Task to complete: Retype the listing word for word, from the line containing "Segment this screenshot: for" down to the line containing "room-balcony: 阳台 <box>358 430 488 488</box>", including both of those lines. Leave the picture out.

Materials provided:
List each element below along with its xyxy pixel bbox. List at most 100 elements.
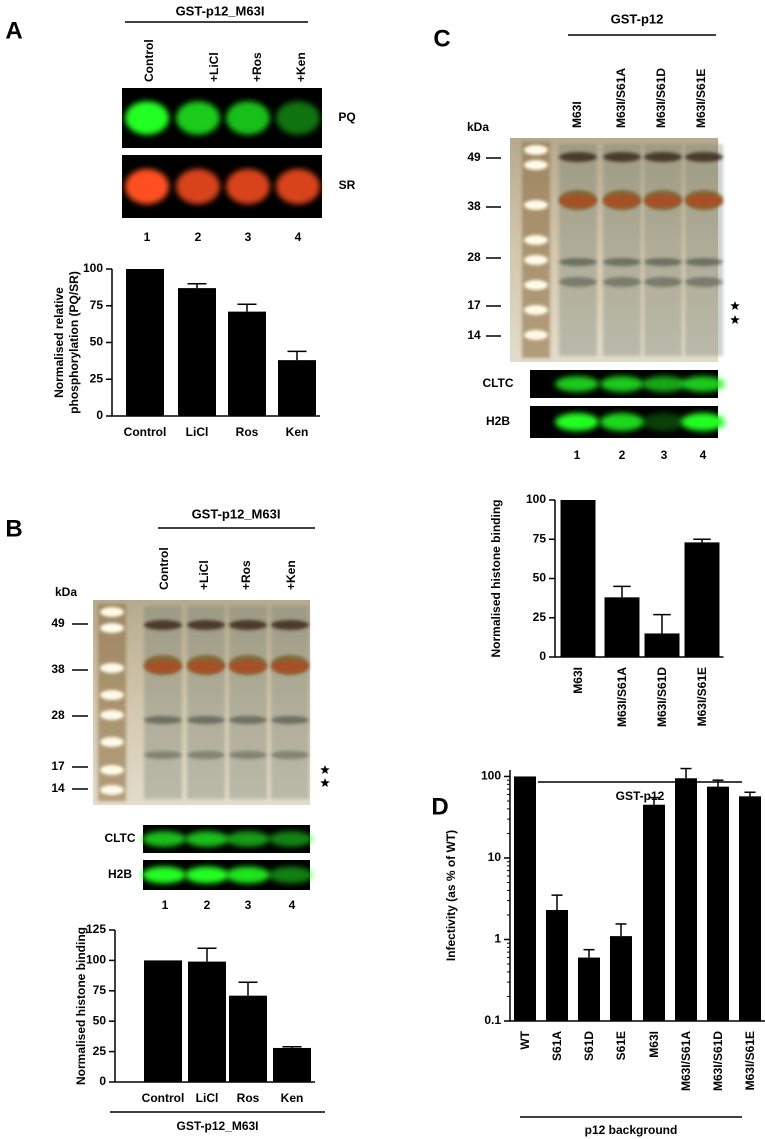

---

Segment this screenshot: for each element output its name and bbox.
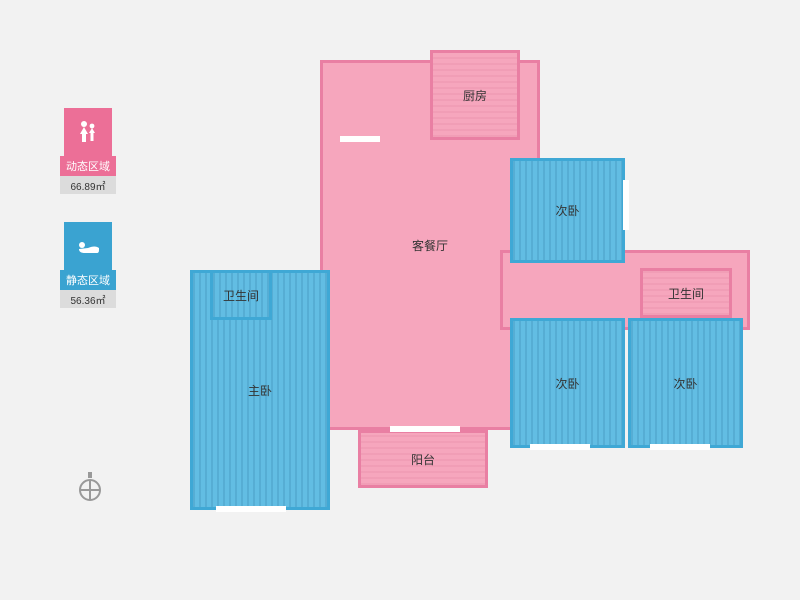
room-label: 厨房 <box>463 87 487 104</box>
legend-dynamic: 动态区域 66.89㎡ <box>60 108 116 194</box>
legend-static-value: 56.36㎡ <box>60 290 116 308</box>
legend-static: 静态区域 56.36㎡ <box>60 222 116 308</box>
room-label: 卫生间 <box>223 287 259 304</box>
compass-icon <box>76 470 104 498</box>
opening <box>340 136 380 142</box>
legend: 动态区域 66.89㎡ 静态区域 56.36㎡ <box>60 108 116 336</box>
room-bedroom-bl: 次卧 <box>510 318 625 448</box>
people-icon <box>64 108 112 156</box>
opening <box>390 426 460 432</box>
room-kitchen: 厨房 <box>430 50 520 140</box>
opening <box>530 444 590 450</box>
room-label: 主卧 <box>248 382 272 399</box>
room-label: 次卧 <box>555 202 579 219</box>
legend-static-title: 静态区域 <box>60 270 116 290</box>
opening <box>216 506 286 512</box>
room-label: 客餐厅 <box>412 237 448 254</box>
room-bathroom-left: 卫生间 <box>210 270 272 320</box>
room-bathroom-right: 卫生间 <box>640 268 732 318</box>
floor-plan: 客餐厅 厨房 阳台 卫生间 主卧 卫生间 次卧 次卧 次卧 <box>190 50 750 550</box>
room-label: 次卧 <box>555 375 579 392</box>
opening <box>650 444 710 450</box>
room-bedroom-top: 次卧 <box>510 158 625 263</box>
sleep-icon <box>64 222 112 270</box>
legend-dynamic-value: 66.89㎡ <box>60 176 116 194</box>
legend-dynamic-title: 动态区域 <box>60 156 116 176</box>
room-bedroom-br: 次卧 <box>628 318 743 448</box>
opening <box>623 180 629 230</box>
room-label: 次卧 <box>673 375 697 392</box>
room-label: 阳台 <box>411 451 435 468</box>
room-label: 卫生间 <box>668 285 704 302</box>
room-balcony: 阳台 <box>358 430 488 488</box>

--

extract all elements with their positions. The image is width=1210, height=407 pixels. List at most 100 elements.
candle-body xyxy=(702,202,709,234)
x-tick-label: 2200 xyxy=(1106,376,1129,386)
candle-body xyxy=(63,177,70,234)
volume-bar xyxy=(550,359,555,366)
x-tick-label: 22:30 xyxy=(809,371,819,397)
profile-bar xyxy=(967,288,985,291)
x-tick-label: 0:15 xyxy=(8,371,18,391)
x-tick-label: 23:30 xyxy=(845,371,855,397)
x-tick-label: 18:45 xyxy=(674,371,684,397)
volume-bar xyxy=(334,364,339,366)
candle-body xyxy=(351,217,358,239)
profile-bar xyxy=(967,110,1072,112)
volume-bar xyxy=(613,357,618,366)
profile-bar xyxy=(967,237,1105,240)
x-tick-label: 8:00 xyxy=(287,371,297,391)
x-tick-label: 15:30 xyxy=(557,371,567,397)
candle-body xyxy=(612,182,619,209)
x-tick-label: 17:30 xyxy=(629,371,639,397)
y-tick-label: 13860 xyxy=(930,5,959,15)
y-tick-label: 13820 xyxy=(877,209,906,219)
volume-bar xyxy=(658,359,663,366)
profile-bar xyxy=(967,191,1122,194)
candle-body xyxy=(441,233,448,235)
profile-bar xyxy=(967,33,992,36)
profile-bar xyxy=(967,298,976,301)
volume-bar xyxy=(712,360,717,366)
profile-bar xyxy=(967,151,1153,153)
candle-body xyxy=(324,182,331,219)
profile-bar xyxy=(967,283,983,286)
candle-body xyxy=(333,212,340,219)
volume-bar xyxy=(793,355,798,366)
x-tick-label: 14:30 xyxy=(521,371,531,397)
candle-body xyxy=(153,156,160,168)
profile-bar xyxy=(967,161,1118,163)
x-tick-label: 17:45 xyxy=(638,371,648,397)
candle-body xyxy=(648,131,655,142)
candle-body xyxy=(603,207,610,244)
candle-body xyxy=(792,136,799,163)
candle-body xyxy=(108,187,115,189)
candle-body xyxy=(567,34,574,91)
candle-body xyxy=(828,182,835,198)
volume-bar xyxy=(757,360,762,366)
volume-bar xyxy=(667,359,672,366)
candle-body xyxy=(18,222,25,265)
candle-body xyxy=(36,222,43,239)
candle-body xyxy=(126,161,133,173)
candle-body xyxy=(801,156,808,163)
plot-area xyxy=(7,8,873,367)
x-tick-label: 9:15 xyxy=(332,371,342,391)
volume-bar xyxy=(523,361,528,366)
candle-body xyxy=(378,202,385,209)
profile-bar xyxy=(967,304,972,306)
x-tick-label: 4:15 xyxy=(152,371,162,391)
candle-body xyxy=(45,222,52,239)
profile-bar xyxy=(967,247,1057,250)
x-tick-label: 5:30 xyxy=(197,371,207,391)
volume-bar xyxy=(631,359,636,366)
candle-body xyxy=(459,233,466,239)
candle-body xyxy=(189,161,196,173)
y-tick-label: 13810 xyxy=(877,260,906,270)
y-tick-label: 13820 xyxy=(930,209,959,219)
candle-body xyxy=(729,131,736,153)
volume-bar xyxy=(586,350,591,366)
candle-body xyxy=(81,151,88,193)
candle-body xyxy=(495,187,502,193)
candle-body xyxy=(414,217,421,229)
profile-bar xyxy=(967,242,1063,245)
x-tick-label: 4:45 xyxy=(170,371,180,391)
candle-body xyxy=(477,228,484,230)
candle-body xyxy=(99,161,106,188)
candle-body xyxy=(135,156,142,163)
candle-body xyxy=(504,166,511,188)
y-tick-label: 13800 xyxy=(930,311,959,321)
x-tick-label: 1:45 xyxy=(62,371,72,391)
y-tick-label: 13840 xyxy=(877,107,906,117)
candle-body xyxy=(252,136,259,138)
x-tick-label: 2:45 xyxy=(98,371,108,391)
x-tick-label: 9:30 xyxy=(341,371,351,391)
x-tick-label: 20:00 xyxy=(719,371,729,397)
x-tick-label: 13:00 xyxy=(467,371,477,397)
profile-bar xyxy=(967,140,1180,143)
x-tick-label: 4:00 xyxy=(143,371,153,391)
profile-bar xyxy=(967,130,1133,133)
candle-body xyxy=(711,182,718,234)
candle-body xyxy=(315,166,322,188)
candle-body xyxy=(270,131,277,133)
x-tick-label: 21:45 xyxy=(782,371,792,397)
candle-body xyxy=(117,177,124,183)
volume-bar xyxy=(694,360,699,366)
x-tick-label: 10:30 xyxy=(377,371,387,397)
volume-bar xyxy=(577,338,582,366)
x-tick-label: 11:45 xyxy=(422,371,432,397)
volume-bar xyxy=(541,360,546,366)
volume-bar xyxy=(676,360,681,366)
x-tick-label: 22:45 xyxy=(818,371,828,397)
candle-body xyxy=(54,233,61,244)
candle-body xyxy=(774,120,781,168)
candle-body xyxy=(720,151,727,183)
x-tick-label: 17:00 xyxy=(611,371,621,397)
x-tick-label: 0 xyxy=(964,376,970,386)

Solution:
Segment this screenshot: for each element output its name and bbox.
room-label: 厨房 <box>463 87 487 104</box>
legend-dynamic: 动态区域 66.89㎡ <box>60 108 116 194</box>
legend-static-value: 56.36㎡ <box>60 290 116 308</box>
legend-static: 静态区域 56.36㎡ <box>60 222 116 308</box>
room-label: 卫生间 <box>223 287 259 304</box>
compass-icon <box>76 470 104 498</box>
opening <box>340 136 380 142</box>
legend: 动态区域 66.89㎡ 静态区域 56.36㎡ <box>60 108 116 336</box>
room-bedroom-bl: 次卧 <box>510 318 625 448</box>
people-icon <box>64 108 112 156</box>
opening <box>390 426 460 432</box>
room-kitchen: 厨房 <box>430 50 520 140</box>
opening <box>530 444 590 450</box>
room-label: 主卧 <box>248 382 272 399</box>
room-label: 次卧 <box>555 202 579 219</box>
legend-static-title: 静态区域 <box>60 270 116 290</box>
opening <box>216 506 286 512</box>
room-label: 客餐厅 <box>412 237 448 254</box>
room-bathroom-left: 卫生间 <box>210 270 272 320</box>
room-bathroom-right: 卫生间 <box>640 268 732 318</box>
floor-plan: 客餐厅 厨房 阳台 卫生间 主卧 卫生间 次卧 次卧 次卧 <box>190 50 750 550</box>
room-label: 次卧 <box>555 375 579 392</box>
opening <box>650 444 710 450</box>
room-bedroom-top: 次卧 <box>510 158 625 263</box>
sleep-icon <box>64 222 112 270</box>
legend-dynamic-value: 66.89㎡ <box>60 176 116 194</box>
legend-dynamic-title: 动态区域 <box>60 156 116 176</box>
room-bedroom-br: 次卧 <box>628 318 743 448</box>
opening <box>623 180 629 230</box>
room-label: 次卧 <box>673 375 697 392</box>
room-label: 阳台 <box>411 451 435 468</box>
room-label: 卫生间 <box>668 285 704 302</box>
room-balcony: 阳台 <box>358 430 488 488</box>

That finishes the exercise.